EXERCISE DESCRIPTION:
Transcribe the listing exactly, leaving out every picture.

DATA PROVIDED:

_____

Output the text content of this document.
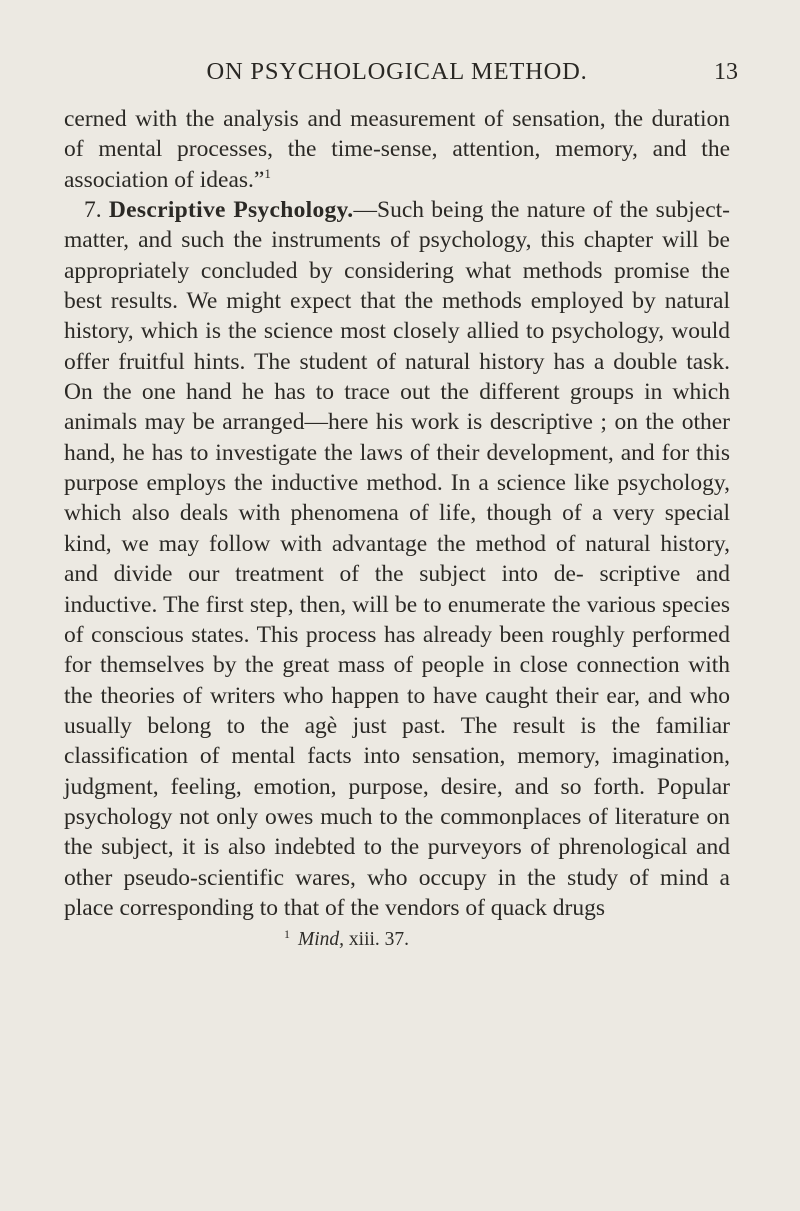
ON PSYCHOLOGICAL METHOD.	13

cerned with the analysis and measurement of sensation, the duration of mental processes, the time-sense, attention, memory, and the association of ideas.”$^1$

7. Descriptive Psychology.—Such being the nature of the subject-matter, and such the instruments of psychology, this chapter will be appropriately concluded by considering what methods promise the best results. We might expect that the methods employed by natural history, which is the science most closely allied to psychology, would offer fruitful hints. The student of natural history has a double task. On the one hand he has to trace out the different groups in which animals may be arranged—here his work is descriptive ; on the other hand, he has to investigate the laws of their development, and for this purpose employs the inductive method. In a science like psychology, which also deals with phenomena of life, though of a very special kind, we may follow with advantage the method of natural history, and divide our treatment of the subject into de- scriptive and inductive. The first step, then, will be to enumerate the various species of conscious states. This process has already been roughly performed for themselves by the great mass of people in close connection with the theories of writers who happen to have caught their ear, and who usually belong to the agè just past. The result is the familiar classification of mental facts into sensation, memory, imagination, judgment, feeling, emotion, purpose, desire, and so forth. Popular psychology not only owes much to the commonplaces of literature on the subject, it is also indebted to the purveyors of phrenological and other pseudo-scientific wares, who occupy in the study of mind a place corresponding to that of the vendors of quack drugs

$^1$ Mind, xiii. 37.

_____

SOLUTION BELOW:
Output the text content of this document.
ON PSYCHOLOGICAL METHOD.	13

cerned with the analysis and measurement of sensation, the duration of mental processes, the time-sense, attention, memory, and the association of ideas.”$^1$

7. Descriptive Psychology.—Such being the nature of the subject-matter, and such the instruments of psychology, this chapter will be appropriately concluded by considering what methods promise the best results. We might expect that the methods employed by natural history, which is the science most closely allied to psychology, would offer fruitful hints. The student of natural history has a double task. On the one hand he has to trace out the different groups in which animals may be arranged—here his work is descriptive ; on the other hand, he has to investigate the laws of their development, and for this purpose employs the inductive method. In a science like psychology, which also deals with phenomena of life, though of a very special kind, we may follow with advantage the method of natural history, and divide our treatment of the subject into de- scriptive and inductive. The first step, then, will be to enumerate the various species of conscious states. This process has already been roughly performed for themselves by the great mass of people in close connection with the theories of writers who happen to have caught their ear, and who usually belong to the agè just past. The result is the familiar classification of mental facts into sensation, memory, imagination, judgment, feeling, emotion, purpose, desire, and so forth. Popular psychology not only owes much to the commonplaces of literature on the subject, it is also indebted to the purveyors of phrenological and other pseudo-scientific wares, who occupy in the study of mind a place corresponding to that of the vendors of quack drugs

$^1$ Mind, xiii. 37.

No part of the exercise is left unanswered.